▶ **Input for this task**
-- Start --
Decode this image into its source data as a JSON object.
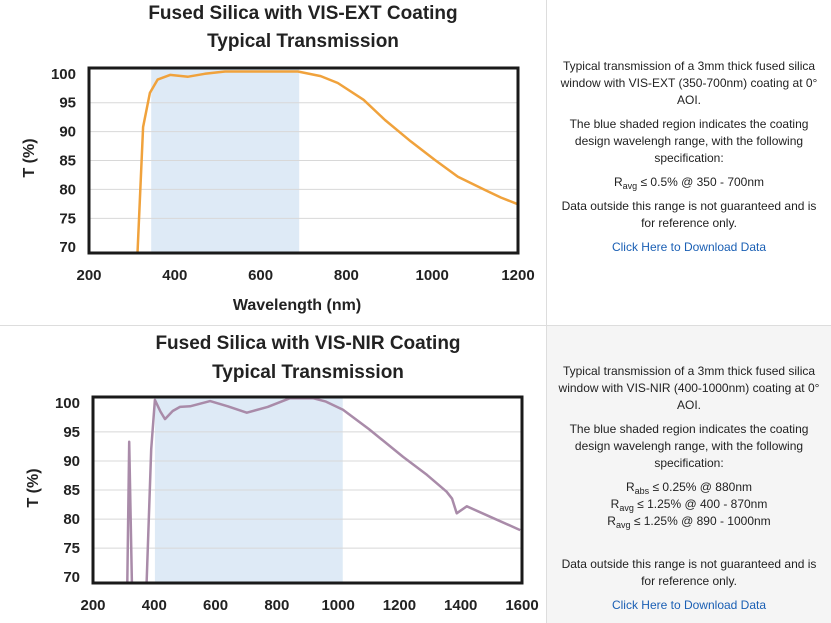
{
  "chart_data": [
    {
      "type": "line",
      "title": [
        "Fused Silica with VIS-EXT Coating",
        "Typical Transmission"
      ],
      "xlabel": "Wavelength (nm)",
      "ylabel": "T (%)",
      "xlim": [
        200,
        1200
      ],
      "ylim": [
        70,
        100
      ],
      "xticks": [
        "200",
        "400",
        "600",
        "800",
        "1000",
        "1200"
      ],
      "yticks": [
        "100",
        "95",
        "90",
        "85",
        "80",
        "75",
        "70"
      ],
      "grid": true,
      "line_color": "#f0a23c",
      "shade_color": "#deeaf6",
      "shaded_range": [
        345,
        690
      ],
      "x": [
        313,
        326,
        342,
        360,
        389,
        431,
        470,
        517,
        600,
        687,
        740,
        780,
        840,
        890,
        950,
        1006,
        1060,
        1123,
        1160,
        1198
      ],
      "y": [
        69,
        90.8,
        96.7,
        99.0,
        99.8,
        99.5,
        100.0,
        100.4,
        100.4,
        100.4,
        99.6,
        98.4,
        95.5,
        92.0,
        88.3,
        85.1,
        82.2,
        79.9,
        78.6,
        77.5
      ]
    },
    {
      "type": "line",
      "title": [
        "Fused Silica with VIS-NIR Coating",
        "Typical Transmission"
      ],
      "xlabel": "",
      "ylabel": "T (%)",
      "xlim": [
        200,
        1600
      ],
      "ylim": [
        70,
        100
      ],
      "xticks": [
        "200",
        "400",
        "600",
        "800",
        "1000",
        "1200",
        "1400",
        "1600"
      ],
      "yticks": [
        "100",
        "95",
        "90",
        "85",
        "80",
        "75",
        "70"
      ],
      "grid": true,
      "line_color": "#a98ba9",
      "shade_color": "#deeaf6",
      "shaded_range": [
        402,
        1015
      ],
      "x": [
        312,
        318,
        327,
        null,
        375,
        390,
        402,
        420,
        435,
        460,
        484,
        517,
        582,
        640,
        702,
        770,
        843,
        918,
        960,
        1016,
        1100,
        1212,
        1290,
        1354,
        1372,
        1387,
        1420,
        1500,
        1594
      ],
      "y": [
        69,
        93.3,
        69,
        null,
        69,
        92,
        100.5,
        98.5,
        97.2,
        98.6,
        99.3,
        99.4,
        100.3,
        99.4,
        98.3,
        99.3,
        100.8,
        100.8,
        100.2,
        98.8,
        95.5,
        90.7,
        87.6,
        84.7,
        83.5,
        81.0,
        82.2,
        80.3,
        78.1
      ]
    }
  ],
  "info": [
    {
      "description": "Typical transmission of a 3mm thick fused silica window with VIS-EXT (350-700nm) coating at 0° AOI.",
      "shading_note": "The blue shaded region indicates the coating design wavelengh range, with the following specification:",
      "specs": [
        {
          "symbol": "R",
          "sub": "avg",
          "text": "≤ 0.5% @ 350 - 700nm"
        }
      ],
      "disclaimer": "Data outside this range is not guaranteed and is for reference only.",
      "download_link": "Click Here to Download Data"
    },
    {
      "description": "Typical transmission of a 3mm thick fused silica window with VIS-NIR (400-1000nm) coating at 0° AOI.",
      "shading_note": "The blue shaded region indicates the coating design wavelengh range, with the following specification:",
      "specs": [
        {
          "symbol": "R",
          "sub": "abs",
          "text": "≤ 0.25% @ 880nm"
        },
        {
          "symbol": "R",
          "sub": "avg",
          "text": "≤ 1.25% @ 400 - 870nm"
        },
        {
          "symbol": "R",
          "sub": "avg",
          "text": "≤ 1.25% @ 890 - 1000nm"
        }
      ],
      "disclaimer": "Data outside this range is not guaranteed and is for reference only.",
      "download_link": "Click Here to Download Data"
    }
  ]
}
-- End --
▶ **Problem description**
Repeat the data in full and exactly. Omit pictures.

▶ **The response**
Decode this image into its source data as a JSON object.
{
  "chart_data": [
    {
      "type": "line",
      "title": [
        "Fused Silica with VIS-EXT Coating",
        "Typical Transmission"
      ],
      "xlabel": "Wavelength (nm)",
      "ylabel": "T (%)",
      "xlim": [
        200,
        1200
      ],
      "ylim": [
        70,
        100
      ],
      "xticks": [
        "200",
        "400",
        "600",
        "800",
        "1000",
        "1200"
      ],
      "yticks": [
        "100",
        "95",
        "90",
        "85",
        "80",
        "75",
        "70"
      ],
      "grid": true,
      "line_color": "#f0a23c",
      "shade_color": "#deeaf6",
      "shaded_range": [
        345,
        690
      ],
      "x": [
        313,
        326,
        342,
        360,
        389,
        431,
        470,
        517,
        600,
        687,
        740,
        780,
        840,
        890,
        950,
        1006,
        1060,
        1123,
        1160,
        1198
      ],
      "y": [
        69,
        90.8,
        96.7,
        99.0,
        99.8,
        99.5,
        100.0,
        100.4,
        100.4,
        100.4,
        99.6,
        98.4,
        95.5,
        92.0,
        88.3,
        85.1,
        82.2,
        79.9,
        78.6,
        77.5
      ]
    },
    {
      "type": "line",
      "title": [
        "Fused Silica with VIS-NIR Coating",
        "Typical Transmission"
      ],
      "xlabel": "",
      "ylabel": "T (%)",
      "xlim": [
        200,
        1600
      ],
      "ylim": [
        70,
        100
      ],
      "xticks": [
        "200",
        "400",
        "600",
        "800",
        "1000",
        "1200",
        "1400",
        "1600"
      ],
      "yticks": [
        "100",
        "95",
        "90",
        "85",
        "80",
        "75",
        "70"
      ],
      "grid": true,
      "line_color": "#a98ba9",
      "shade_color": "#deeaf6",
      "shaded_range": [
        402,
        1015
      ],
      "x": [
        312,
        318,
        327,
        null,
        375,
        390,
        402,
        420,
        435,
        460,
        484,
        517,
        582,
        640,
        702,
        770,
        843,
        918,
        960,
        1016,
        1100,
        1212,
        1290,
        1354,
        1372,
        1387,
        1420,
        1500,
        1594
      ],
      "y": [
        69,
        93.3,
        69,
        null,
        69,
        92,
        100.5,
        98.5,
        97.2,
        98.6,
        99.3,
        99.4,
        100.3,
        99.4,
        98.3,
        99.3,
        100.8,
        100.8,
        100.2,
        98.8,
        95.5,
        90.7,
        87.6,
        84.7,
        83.5,
        81.0,
        82.2,
        80.3,
        78.1
      ]
    }
  ],
  "info": [
    {
      "description": "Typical transmission of a 3mm thick fused silica window with VIS-EXT (350-700nm) coating at 0° AOI.",
      "shading_note": "The blue shaded region indicates the coating design wavelengh range, with the following specification:",
      "specs": [
        {
          "symbol": "R",
          "sub": "avg",
          "text": "≤ 0.5% @ 350 - 700nm"
        }
      ],
      "disclaimer": "Data outside this range is not guaranteed and is for reference only.",
      "download_link": "Click Here to Download Data"
    },
    {
      "description": "Typical transmission of a 3mm thick fused silica window with VIS-NIR (400-1000nm) coating at 0° AOI.",
      "shading_note": "The blue shaded region indicates the coating design wavelengh range, with the following specification:",
      "specs": [
        {
          "symbol": "R",
          "sub": "abs",
          "text": "≤ 0.25% @ 880nm"
        },
        {
          "symbol": "R",
          "sub": "avg",
          "text": "≤ 1.25% @ 400 - 870nm"
        },
        {
          "symbol": "R",
          "sub": "avg",
          "text": "≤ 1.25% @ 890 - 1000nm"
        }
      ],
      "disclaimer": "Data outside this range is not guaranteed and is for reference only.",
      "download_link": "Click Here to Download Data"
    }
  ]
}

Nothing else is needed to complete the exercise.